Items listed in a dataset
--------------------------------

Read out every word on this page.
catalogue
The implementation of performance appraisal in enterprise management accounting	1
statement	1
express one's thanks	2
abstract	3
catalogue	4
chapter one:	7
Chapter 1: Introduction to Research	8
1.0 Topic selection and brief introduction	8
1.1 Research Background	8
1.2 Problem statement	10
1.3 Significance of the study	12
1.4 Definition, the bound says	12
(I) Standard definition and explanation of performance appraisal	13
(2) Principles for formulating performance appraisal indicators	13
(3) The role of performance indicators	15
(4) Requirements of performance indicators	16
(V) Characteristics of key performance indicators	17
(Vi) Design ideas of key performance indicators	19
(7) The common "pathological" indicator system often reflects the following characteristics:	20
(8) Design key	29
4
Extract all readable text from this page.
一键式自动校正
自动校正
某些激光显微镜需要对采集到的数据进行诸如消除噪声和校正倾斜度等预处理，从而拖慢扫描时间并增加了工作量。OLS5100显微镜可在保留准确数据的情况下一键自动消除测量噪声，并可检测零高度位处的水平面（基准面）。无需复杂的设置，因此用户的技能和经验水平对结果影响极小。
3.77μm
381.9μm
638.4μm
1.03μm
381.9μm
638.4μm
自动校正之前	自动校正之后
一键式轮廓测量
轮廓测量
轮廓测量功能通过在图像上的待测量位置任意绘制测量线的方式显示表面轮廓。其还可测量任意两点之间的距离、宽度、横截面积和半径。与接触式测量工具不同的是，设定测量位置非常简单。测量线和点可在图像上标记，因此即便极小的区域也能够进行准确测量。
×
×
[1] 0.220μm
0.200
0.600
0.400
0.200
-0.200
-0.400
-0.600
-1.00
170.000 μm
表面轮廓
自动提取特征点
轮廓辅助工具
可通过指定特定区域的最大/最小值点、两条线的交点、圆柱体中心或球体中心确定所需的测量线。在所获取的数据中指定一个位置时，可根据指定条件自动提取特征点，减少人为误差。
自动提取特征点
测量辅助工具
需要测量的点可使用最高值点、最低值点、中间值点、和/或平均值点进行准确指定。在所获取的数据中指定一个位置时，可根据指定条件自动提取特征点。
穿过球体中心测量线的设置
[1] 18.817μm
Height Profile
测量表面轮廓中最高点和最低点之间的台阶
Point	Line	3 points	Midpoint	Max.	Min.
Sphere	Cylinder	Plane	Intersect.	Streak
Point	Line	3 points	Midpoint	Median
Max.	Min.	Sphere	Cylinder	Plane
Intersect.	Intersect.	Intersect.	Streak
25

--------------------------------

TASK INSTRUCTIONS
Please retype, exactly as written, every line from the line containing "Extract all readable text from this page." through the last line of the records above, including both of those lines, and nothing else.

REPLY TO THE TASK
Extract all readable text from this page.
一键式自动校正
自动校正
某些激光显微镜需要对采集到的数据进行诸如消除噪声和校正倾斜度等预处理，从而拖慢扫描时间并增加了工作量。OLS5100显微镜可在保留准确数据的情况下一键自动消除测量噪声，并可检测零高度位处的水平面（基准面）。无需复杂的设置，因此用户的技能和经验水平对结果影响极小。
3.77μm
381.9μm
638.4μm
1.03μm
381.9μm
638.4μm
自动校正之前	自动校正之后
一键式轮廓测量
轮廓测量
轮廓测量功能通过在图像上的待测量位置任意绘制测量线的方式显示表面轮廓。其还可测量任意两点之间的距离、宽度、横截面积和半径。与接触式测量工具不同的是，设定测量位置非常简单。测量线和点可在图像上标记，因此即便极小的区域也能够进行准确测量。
×
×
[1] 0.220μm
0.200
0.600
0.400
0.200
-0.200
-0.400
-0.600
-1.00
170.000 μm
表面轮廓
自动提取特征点
轮廓辅助工具
可通过指定特定区域的最大/最小值点、两条线的交点、圆柱体中心或球体中心确定所需的测量线。在所获取的数据中指定一个位置时，可根据指定条件自动提取特征点，减少人为误差。
自动提取特征点
测量辅助工具
需要测量的点可使用最高值点、最低值点、中间值点、和/或平均值点进行准确指定。在所获取的数据中指定一个位置时，可根据指定条件自动提取特征点。
穿过球体中心测量线的设置
[1] 18.817μm
Height Profile
测量表面轮廓中最高点和最低点之间的台阶
Point	Line	3 points	Midpoint	Max.	Min.
Sphere	Cylinder	Plane	Intersect.	Streak
Point	Line	3 points	Midpoint	Median
Max.	Min.	Sphere	Cylinder	Plane
Intersect.	Intersect.	Intersect.	Streak
25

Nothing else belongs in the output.